**Exercise description**
Using the records below, report how many lines hold "PEUT", with no extra text.

— start Given data —

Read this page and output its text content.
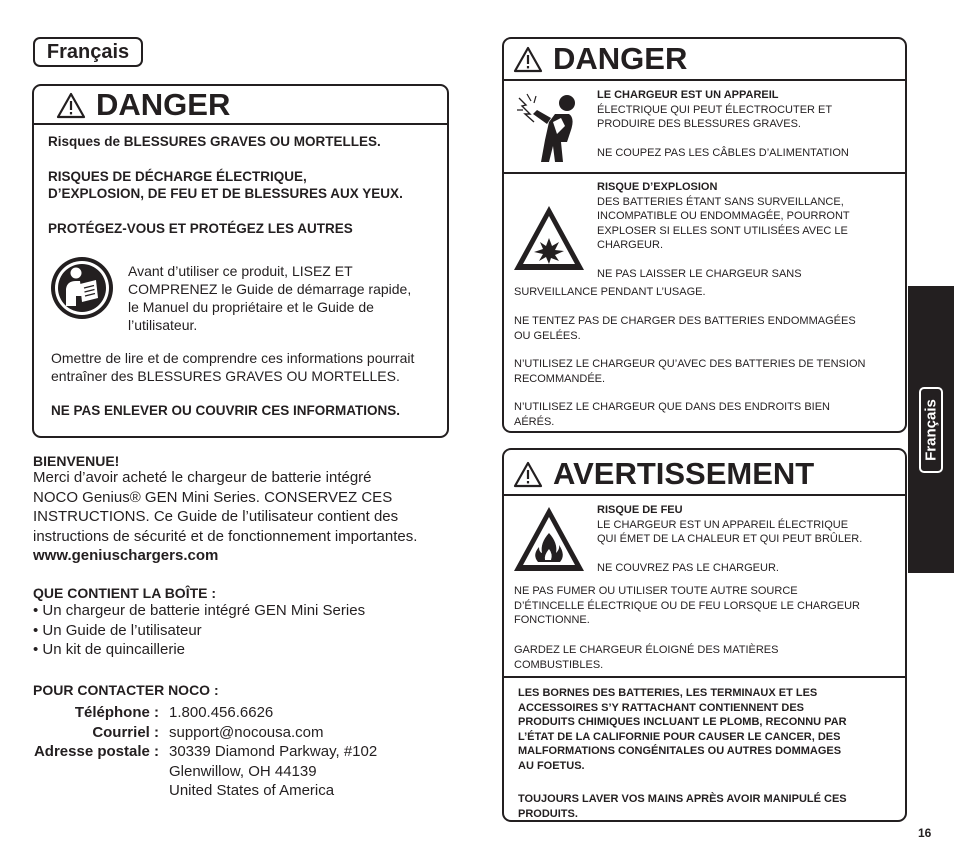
Français
DANGER
Risques de BLESSURES GRAVES OU MORTELLES.
RISQUES DE DÉCHARGE ÉLECTRIQUE,
D’EXPLOSION, DE FEU ET DE BLESSURES AUX YEUX.
PROTÉGEZ-VOUS ET PROTÉGEZ LES AUTRES
Avant d’utiliser ce produit, LISEZ ET
COMPRENEZ le Guide de démarrage rapide,
le Manuel du propriétaire et le Guide de
l’utilisateur.
Omettre de lire et de comprendre ces informations pourrait
entraîner des BLESSURES GRAVES OU MORTELLES.
NE PAS ENLEVER OU COUVRIR CES INFORMATIONS.
BIENVENUE!
Merci d’avoir acheté le chargeur de batterie intégré
NOCO Genius® GEN Mini Series. CONSERVEZ CES
INSTRUCTIONS. Ce Guide de l’utilisateur contient des
instructions de sécurité et de fonctionnement importantes.
www.geniuschargers.com
QUE CONTIENT LA BOÎTE :
• Un chargeur de batterie intégré GEN Mini Series
• Un Guide de l’utilisateur
• Un kit de quincaillerie
POUR CONTACTER NOCO :
Téléphone : 1.800.456.6626
Courriel : support@nocousa.com
Adresse postale : 30339 Diamond Parkway, #102
Glenwillow, OH 44139
United States of America
DANGER
LE CHARGEUR EST UN APPAREIL
ÉLECTRIQUE QUI PEUT ÉLECTROCUTER ET
PRODUIRE DES BLESSURES GRAVES.
NE COUPEZ PAS LES CÂBLES D’ALIMENTATION
RISQUE D’EXPLOSION
DES BATTERIES ÉTANT SANS SURVEILLANCE,
INCOMPATIBLE OU ENDOMMAGÉE, POURRONT
EXPLOSER SI ELLES SONT UTILISÉES AVEC LE
CHARGEUR.
NE PAS LAISSER LE CHARGEUR SANS
SURVEILLANCE PENDANT L’USAGE.
NE TENTEZ PAS DE CHARGER DES BATTERIES ENDOMMAGÉES
OU GELÉES.
N’UTILISEZ LE CHARGEUR QU’AVEC DES BATTERIES DE TENSION
RECOMMANDÉE.
N’UTILISEZ LE CHARGEUR QUE DANS DES ENDROITS BIEN
AÉRÉS.
AVERTISSEMENT
RISQUE DE FEU
LE CHARGEUR EST UN APPAREIL ÉLECTRIQUE
QUI ÉMET DE LA CHALEUR ET QUI PEUT BRÛLER.
NE COUVREZ PAS LE CHARGEUR.
NE PAS FUMER OU UTILISER TOUTE AUTRE SOURCE
D’ÉTINCELLE ÉLECTRIQUE OU DE FEU LORSQUE LE CHARGEUR
FONCTIONNE.
GARDEZ LE CHARGEUR ÉLOIGNÉ DES MATIÈRES
COMBUSTIBLES.
LES BORNES DES BATTERIES, LES TERMINAUX ET LES
ACCESSOIRES S’Y RATTACHANT CONTIENNENT DES
PRODUITS CHIMIQUES INCLUANT LE PLOMB, RECONNU PAR
L’ÉTAT DE LA CALIFORNIE POUR CAUSER LE CANCER, DES
MALFORMATIONS CONGÉNITALES OU AUTRES DOMMAGES
AU FOETUS.
TOUJOURS LAVER VOS MAINS APRÈS AVOIR MANIPULÉ CES
PRODUITS.
Français
16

— end Given data —

**Result for this exercise**
2